### Written exercise
Reproduce the data below verbatim from the line containing "Type out the text in this image." through its final line, and produce nothing more.

Stored entries:
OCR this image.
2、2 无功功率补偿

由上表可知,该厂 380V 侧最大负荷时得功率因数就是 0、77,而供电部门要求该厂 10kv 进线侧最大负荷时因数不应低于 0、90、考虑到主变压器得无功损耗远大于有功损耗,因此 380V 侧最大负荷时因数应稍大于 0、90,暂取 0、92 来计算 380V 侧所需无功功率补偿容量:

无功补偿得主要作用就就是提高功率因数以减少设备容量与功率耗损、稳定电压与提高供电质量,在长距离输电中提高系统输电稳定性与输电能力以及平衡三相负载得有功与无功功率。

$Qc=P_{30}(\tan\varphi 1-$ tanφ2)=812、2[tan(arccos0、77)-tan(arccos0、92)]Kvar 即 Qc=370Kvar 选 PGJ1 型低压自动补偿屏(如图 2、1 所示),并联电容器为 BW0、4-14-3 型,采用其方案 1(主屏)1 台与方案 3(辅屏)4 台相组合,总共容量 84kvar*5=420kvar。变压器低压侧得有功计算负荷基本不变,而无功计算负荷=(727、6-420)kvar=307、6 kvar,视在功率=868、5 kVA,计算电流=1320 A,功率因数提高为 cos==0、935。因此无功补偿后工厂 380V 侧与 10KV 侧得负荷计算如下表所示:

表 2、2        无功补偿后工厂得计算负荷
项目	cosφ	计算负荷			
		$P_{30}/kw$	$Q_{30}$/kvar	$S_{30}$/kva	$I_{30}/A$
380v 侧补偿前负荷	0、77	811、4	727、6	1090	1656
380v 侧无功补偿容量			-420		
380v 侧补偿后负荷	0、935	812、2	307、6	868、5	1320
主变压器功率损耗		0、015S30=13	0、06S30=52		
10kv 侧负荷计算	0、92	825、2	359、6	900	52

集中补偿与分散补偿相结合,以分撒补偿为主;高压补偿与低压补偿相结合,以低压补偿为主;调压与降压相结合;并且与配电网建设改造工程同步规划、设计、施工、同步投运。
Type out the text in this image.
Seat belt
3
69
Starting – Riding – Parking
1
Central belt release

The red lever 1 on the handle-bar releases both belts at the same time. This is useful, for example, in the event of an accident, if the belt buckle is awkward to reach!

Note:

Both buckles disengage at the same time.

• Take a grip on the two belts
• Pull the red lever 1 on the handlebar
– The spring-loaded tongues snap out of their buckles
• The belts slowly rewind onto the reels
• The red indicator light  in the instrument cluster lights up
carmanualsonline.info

### Full answer
Type out the text in this image.
Seat belt
3
69
Starting – Riding – Parking
1
Central belt release

The red lever 1 on the handle-bar releases both belts at the same time. This is useful, for example, in the event of an accident, if the belt buckle is awkward to reach!

Note:

Both buckles disengage at the same time.

• Take a grip on the two belts
• Pull the red lever 1 on the handlebar
– The spring-loaded tongues snap out of their buckles
• The belts slowly rewind onto the reels
• The red indicator light  in the instrument cluster lights up
carmanualsonline.info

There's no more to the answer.